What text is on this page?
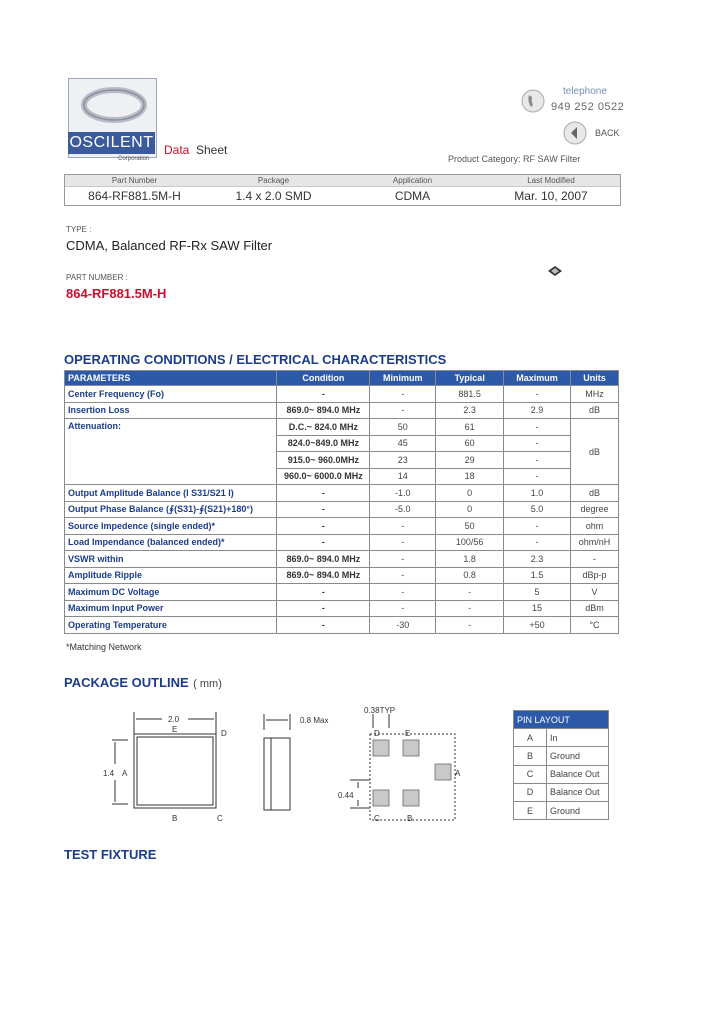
OSCILENT
Corporation
Data Sheet
telephone
949 252 0522
BACK
Product Category: RF SAW Filter
Part Number	Package	Application	Last Modified
864-RF881.5M-H	1.4 x 2.0 SMD	CDMA	Mar. 10, 2007
TYPE :
CDMA, Balanced RF-Rx SAW Filter
PART NUMBER :
864-RF881.5M-H
OPERATING CONDITIONS / ELECTRICAL CHARACTERISTICS
PARAMETERS	Condition	Minimum	Typical	Maximum	Units
Center Frequency (Fo)	-	-	881.5	-	MHz
Insertion Loss	869.0~ 894.0 MHz	-	2.3	2.9	dB
Attenuation:	D.C.~ 824.0 MHz	50	61	-	dB
	824.0~849.0 MHz	45	60	-	
	915.0~ 960.0MHz	23	29	-	
	960.0~ 6000.0 MHz	14	18	-	
Output Amplitude Balance (I S31/S21 I)	-	-1.0	0	1.0	dB
Output Phase Balance (∮(S31)-∮(S21)+180°)	-	-5.0	0	5.0	degree
Source Impedence (single ended)*	-	-	50	-	ohm
Load Impendance (balanced ended)*	-	-	100/56	-	ohm/nH
VSWR within	869.0~ 894.0 MHz	-	1.8	2.3	-
Amplitude Ripple	869.0~ 894.0 MHz	-	0.8	1.5	dBp-p
Maximum DC Voltage	-	-	-	5	V
Maximum Input Power	-	-	-	15	dBm
Operating Temperature	-	-30	-	+50	°C
*Matching Network
PACKAGE OUTLINE ( mm)
2.0
1.4 A
E	D
B	C
0.8 Max
0.38TYP
0.44
D	E
A
C	B
PIN LAYOUT	
A	In
B	Ground
C	Balance Out
D	Balance Out
E	Ground
TEST FIXTURE
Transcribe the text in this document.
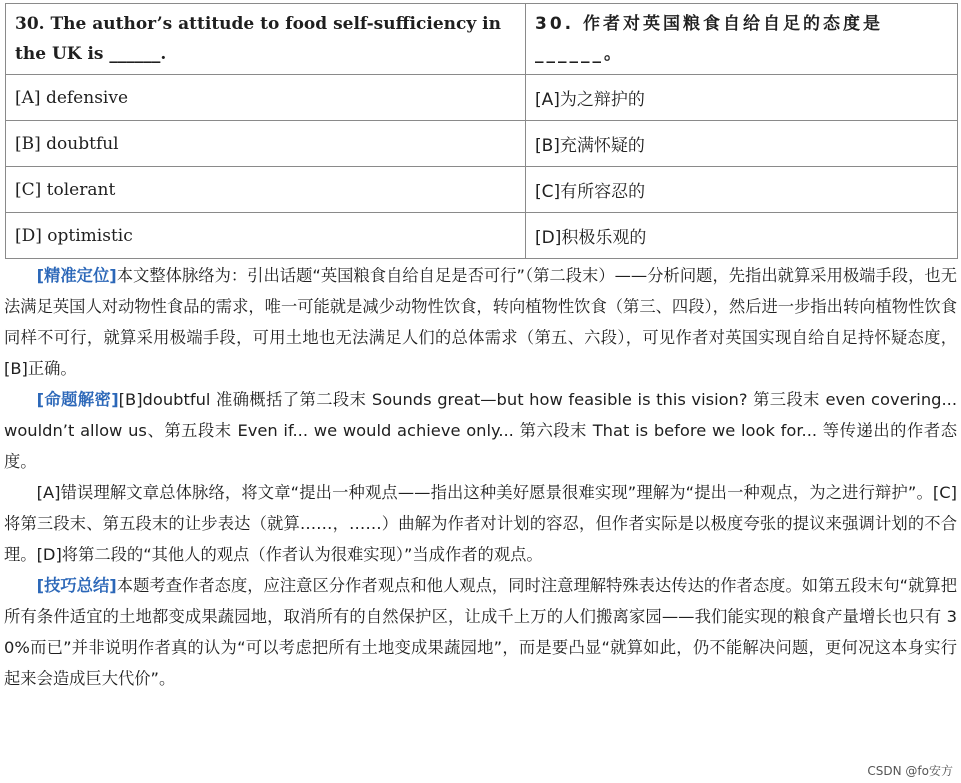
30. The author’s attitude to food self-sufficiency in the UK is ______.	30. 作者对英国粮食自给自足的态度是______。
[A] defensive	[A]为之辩护的
[B] doubtful	[B]充满怀疑的
[C] tolerant	[C]有所容忍的
[D] optimistic	[D]积极乐观的

[精准定位]本文整体脉络为：引出话题“英国粮食自给自足是否可行”（第二段末）——分析问题，先指出就算采用极端手段，也无法满足英国人对动物性食品的需求，唯一可能就是减少动物性饮食，转向植物性饮食（第三、四段），然后进一步指出转向植物性饮食同样不可行，就算采用极端手段，可用土地也无法满足人们的总体需求（第五、六段），可见作者对英国实现自给自足持怀疑态度，[B]正确。

[命题解密][B]doubtful 准确概括了第二段末 Sounds great—but how feasible is this vision? 第三段末 even covering... wouldn’t allow us、第五段末 Even if... we would achieve only... 第六段末 That is before we look for... 等传递出的作者态度。

[A]错误理解文章总体脉络，将文章“提出一种观点——指出这种美好愿景很难实现”理解为“提出一种观点，为之进行辩护”。[C]将第三段末、第五段末的让步表达（就算……，……）曲解为作者对计划的容忍，但作者实际是以极度夸张的提议来强调计划的不合理。[D]将第二段的“其他人的观点（作者认为很难实现）”当成作者的观点。

[技巧总结]本题考查作者态度，应注意区分作者观点和他人观点，同时注意理解特殊表达传达的作者态度。如第五段末句“就算把所有条件适宜的土地都变成果蔬园地，取消所有的自然保护区，让成千上万的人们搬离家园——我们能实现的粮食产量增长也只有 30%而已”并非说明作者真的认为“可以考虑把所有土地变成果蔬园地”，而是要凸显“就算如此，仍不能解决问题，更何况这本身实行起来会造成巨大代价”。

CSDN @fo安方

» What is needed
Pictures are excluded; copy all other data exactly as shown.

» Task result
What text is on this page?
OSCILENT
Corporation
Data Sheet
telephone
949 252 0522
BACK
Product Category: RF SAW Filter
Part Number	Package	Application	Last Modified
864-RF881.5M-H	1.4 x 2.0 SMD	CDMA	Mar. 10, 2007
TYPE :
CDMA, Balanced RF-Rx SAW Filter
PART NUMBER :
864-RF881.5M-H
OPERATING CONDITIONS / ELECTRICAL CHARACTERISTICS
PARAMETERS	Condition	Minimum	Typical	Maximum	Units
Center Frequency (Fo)	-	-	881.5	-	MHz
Insertion Loss	869.0~ 894.0 MHz	-	2.3	2.9	dB
Attenuation:	D.C.~ 824.0 MHz	50	61	-	dB
	824.0~849.0 MHz	45	60	-	
	915.0~ 960.0MHz	23	29	-	
	960.0~ 6000.0 MHz	14	18	-	
Output Amplitude Balance (I S31/S21 I)	-	-1.0	0	1.0	dB
Output Phase Balance (∮(S31)-∮(S21)+180°)	-	-5.0	0	5.0	degree
Source Impedence (single ended)*	-	-	50	-	ohm
Load Impendance (balanced ended)*	-	-	100/56	-	ohm/nH
VSWR within	869.0~ 894.0 MHz	-	1.8	2.3	-
Amplitude Ripple	869.0~ 894.0 MHz	-	0.8	1.5	dBp-p
Maximum DC Voltage	-	-	-	5	V
Maximum Input Power	-	-	-	15	dBm
Operating Temperature	-	-30	-	+50	°C
*Matching Network
PACKAGE OUTLINE ( mm)
2.0
1.4 A
E	D
B	C
0.8 Max
0.38TYP
0.44
D	E
A
C	B
PIN LAYOUT	
A	In
B	Ground
C	Balance Out
D	Balance Out
E	Ground
TEST FIXTURE
Transcribe the text in this document.
30. The author’s attitude to food self-sufficiency in the UK is ______.	30. 作者对英国粮食自给自足的态度是______。
[A] defensive	[A]为之辩护的
[B] doubtful	[B]充满怀疑的
[C] tolerant	[C]有所容忍的
[D] optimistic	[D]积极乐观的

[精准定位]本文整体脉络为：引出话题“英国粮食自给自足是否可行”（第二段末）——分析问题，先指出就算采用极端手段，也无法满足英国人对动物性食品的需求，唯一可能就是减少动物性饮食，转向植物性饮食（第三、四段），然后进一步指出转向植物性饮食同样不可行，就算采用极端手段，可用土地也无法满足人们的总体需求（第五、六段），可见作者对英国实现自给自足持怀疑态度，[B]正确。

[命题解密][B]doubtful 准确概括了第二段末 Sounds great—but how feasible is this vision? 第三段末 even covering... wouldn’t allow us、第五段末 Even if... we would achieve only... 第六段末 That is before we look for... 等传递出的作者态度。

[A]错误理解文章总体脉络，将文章“提出一种观点——指出这种美好愿景很难实现”理解为“提出一种观点，为之进行辩护”。[C]将第三段末、第五段末的让步表达（就算……，……）曲解为作者对计划的容忍，但作者实际是以极度夸张的提议来强调计划的不合理。[D]将第二段的“其他人的观点（作者认为很难实现）”当成作者的观点。

[技巧总结]本题考查作者态度，应注意区分作者观点和他人观点，同时注意理解特殊表达传达的作者态度。如第五段末句“就算把所有条件适宜的土地都变成果蔬园地，取消所有的自然保护区，让成千上万的人们搬离家园——我们能实现的粮食产量增长也只有 30%而已”并非说明作者真的认为“可以考虑把所有土地变成果蔬园地”，而是要凸显“就算如此，仍不能解决问题，更何况这本身实行起来会造成巨大代价”。

CSDN @fo安方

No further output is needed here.